----- Data to use -----

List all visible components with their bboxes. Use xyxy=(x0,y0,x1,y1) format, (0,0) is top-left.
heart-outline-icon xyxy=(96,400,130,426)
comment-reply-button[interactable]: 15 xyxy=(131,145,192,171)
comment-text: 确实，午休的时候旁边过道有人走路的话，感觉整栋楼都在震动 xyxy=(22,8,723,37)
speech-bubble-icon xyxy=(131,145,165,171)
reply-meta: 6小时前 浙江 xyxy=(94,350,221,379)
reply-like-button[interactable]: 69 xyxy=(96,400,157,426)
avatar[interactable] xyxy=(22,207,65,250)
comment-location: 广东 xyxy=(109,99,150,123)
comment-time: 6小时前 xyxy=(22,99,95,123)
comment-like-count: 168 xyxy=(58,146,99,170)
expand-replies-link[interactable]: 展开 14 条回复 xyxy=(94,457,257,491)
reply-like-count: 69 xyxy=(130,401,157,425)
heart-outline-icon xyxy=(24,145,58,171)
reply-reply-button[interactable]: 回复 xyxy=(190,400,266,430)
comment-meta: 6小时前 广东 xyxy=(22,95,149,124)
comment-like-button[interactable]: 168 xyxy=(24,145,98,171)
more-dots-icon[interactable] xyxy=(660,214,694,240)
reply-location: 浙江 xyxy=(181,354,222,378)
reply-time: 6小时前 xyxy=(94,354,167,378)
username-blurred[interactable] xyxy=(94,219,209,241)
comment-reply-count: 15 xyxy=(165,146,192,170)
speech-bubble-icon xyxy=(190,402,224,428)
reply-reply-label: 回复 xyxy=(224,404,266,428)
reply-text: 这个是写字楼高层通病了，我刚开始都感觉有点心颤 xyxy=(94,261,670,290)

-----
----- Data to use -----

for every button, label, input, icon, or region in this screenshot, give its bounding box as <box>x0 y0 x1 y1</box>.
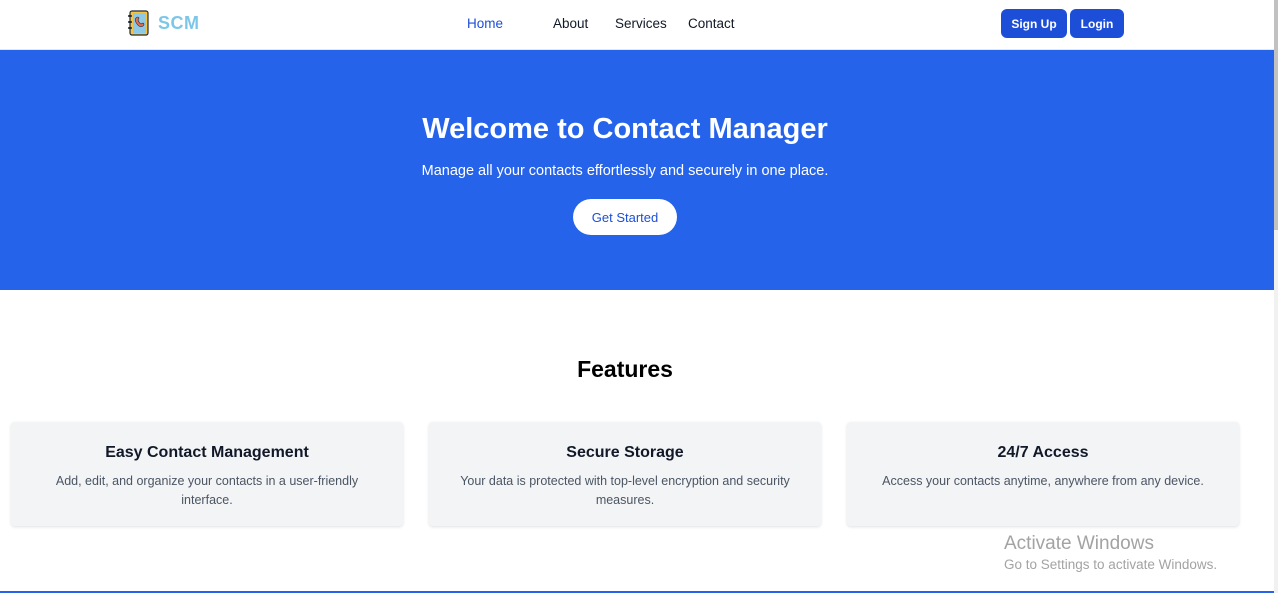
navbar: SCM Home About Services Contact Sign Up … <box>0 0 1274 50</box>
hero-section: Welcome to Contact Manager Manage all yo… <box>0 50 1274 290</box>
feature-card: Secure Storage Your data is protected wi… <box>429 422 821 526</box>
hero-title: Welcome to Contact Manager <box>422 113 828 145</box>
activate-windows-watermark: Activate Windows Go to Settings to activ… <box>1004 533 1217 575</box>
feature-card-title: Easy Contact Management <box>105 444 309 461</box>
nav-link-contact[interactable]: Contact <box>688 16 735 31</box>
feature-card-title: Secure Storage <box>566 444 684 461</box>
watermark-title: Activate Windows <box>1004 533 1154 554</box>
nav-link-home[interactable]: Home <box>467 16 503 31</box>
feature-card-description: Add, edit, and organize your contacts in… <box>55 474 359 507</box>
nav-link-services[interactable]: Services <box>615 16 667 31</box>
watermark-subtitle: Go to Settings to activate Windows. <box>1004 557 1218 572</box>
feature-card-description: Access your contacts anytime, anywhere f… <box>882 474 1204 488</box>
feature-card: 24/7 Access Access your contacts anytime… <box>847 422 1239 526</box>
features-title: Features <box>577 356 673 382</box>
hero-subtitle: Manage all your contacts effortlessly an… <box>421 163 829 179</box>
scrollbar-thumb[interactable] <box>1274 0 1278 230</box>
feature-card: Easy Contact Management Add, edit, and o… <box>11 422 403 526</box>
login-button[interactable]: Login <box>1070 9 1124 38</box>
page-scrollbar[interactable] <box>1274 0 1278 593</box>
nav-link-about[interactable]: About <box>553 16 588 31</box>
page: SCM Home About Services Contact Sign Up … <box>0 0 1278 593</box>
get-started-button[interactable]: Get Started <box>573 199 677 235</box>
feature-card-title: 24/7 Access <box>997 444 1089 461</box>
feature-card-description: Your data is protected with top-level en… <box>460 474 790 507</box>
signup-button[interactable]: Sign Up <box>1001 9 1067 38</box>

-----
----- Data to use -----

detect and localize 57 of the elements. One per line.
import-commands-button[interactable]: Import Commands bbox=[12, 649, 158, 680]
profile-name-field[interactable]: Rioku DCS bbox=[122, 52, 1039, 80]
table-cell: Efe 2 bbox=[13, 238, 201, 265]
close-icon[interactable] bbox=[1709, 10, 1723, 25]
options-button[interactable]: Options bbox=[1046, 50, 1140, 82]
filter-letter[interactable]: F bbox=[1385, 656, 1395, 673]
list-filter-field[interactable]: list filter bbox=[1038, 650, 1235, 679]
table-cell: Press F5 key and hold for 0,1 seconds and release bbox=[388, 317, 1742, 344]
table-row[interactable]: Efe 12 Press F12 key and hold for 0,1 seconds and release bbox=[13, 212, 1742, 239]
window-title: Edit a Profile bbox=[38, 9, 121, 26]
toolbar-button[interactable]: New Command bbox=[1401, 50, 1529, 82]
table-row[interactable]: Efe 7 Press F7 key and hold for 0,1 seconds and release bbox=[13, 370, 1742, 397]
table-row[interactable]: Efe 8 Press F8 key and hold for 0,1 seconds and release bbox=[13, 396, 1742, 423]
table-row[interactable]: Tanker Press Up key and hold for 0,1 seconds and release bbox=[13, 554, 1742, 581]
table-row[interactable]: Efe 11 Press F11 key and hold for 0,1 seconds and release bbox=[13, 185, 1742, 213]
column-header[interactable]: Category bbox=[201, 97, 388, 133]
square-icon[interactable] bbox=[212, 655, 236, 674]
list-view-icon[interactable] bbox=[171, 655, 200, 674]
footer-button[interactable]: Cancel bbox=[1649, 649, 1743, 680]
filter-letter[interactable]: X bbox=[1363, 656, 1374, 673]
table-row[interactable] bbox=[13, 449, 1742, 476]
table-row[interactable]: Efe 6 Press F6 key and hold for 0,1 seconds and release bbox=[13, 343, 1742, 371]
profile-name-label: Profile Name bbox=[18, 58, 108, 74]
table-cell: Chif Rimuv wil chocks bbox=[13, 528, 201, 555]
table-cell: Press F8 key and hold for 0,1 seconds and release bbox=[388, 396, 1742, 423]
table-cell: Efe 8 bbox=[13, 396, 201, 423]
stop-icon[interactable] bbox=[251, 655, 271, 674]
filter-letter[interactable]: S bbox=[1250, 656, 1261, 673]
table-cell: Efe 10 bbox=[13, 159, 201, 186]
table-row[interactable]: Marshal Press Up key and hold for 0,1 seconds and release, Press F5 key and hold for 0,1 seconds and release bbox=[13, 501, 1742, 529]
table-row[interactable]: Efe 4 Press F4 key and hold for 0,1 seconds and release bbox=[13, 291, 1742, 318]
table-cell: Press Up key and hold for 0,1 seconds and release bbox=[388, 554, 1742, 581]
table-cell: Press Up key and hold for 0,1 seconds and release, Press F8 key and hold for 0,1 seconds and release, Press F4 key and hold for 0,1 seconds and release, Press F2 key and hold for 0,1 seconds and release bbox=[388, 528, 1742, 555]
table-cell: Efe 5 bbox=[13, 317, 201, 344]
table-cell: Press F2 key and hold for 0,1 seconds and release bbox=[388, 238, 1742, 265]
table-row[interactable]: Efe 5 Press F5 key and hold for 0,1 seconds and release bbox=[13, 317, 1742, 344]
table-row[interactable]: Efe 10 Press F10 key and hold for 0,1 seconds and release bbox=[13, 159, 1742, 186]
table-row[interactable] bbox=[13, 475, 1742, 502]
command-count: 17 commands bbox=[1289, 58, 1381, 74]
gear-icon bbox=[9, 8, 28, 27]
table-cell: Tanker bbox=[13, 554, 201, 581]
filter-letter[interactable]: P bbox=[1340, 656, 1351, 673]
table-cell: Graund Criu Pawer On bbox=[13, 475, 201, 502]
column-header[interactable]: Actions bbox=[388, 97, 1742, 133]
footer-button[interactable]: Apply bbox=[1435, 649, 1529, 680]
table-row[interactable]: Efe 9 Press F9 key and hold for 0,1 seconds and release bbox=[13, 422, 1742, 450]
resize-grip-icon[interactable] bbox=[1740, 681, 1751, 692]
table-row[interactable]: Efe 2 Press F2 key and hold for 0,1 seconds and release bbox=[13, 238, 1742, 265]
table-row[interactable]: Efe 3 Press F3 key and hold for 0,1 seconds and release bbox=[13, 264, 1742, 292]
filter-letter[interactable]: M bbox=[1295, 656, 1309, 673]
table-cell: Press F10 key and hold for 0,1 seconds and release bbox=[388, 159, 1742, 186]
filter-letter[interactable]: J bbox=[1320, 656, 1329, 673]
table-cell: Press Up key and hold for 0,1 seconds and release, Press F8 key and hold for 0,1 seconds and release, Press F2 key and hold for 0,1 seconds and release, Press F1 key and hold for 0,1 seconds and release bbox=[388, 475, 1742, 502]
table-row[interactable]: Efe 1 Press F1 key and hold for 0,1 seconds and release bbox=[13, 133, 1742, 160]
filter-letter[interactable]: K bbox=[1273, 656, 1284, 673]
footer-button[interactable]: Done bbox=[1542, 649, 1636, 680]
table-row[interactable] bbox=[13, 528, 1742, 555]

-----

The problem: Show each line of the data above that contains the string "hero". Letter case must match exactly.

Final answer:
hero-section: Welcome to Contact Manager Manage all yo… <box>0 50 1274 290</box>
hero-title: Welcome to Contact Manager <box>422 113 828 145</box>
hero-subtitle: Manage all your contacts effortlessly an… <box>421 163 829 179</box>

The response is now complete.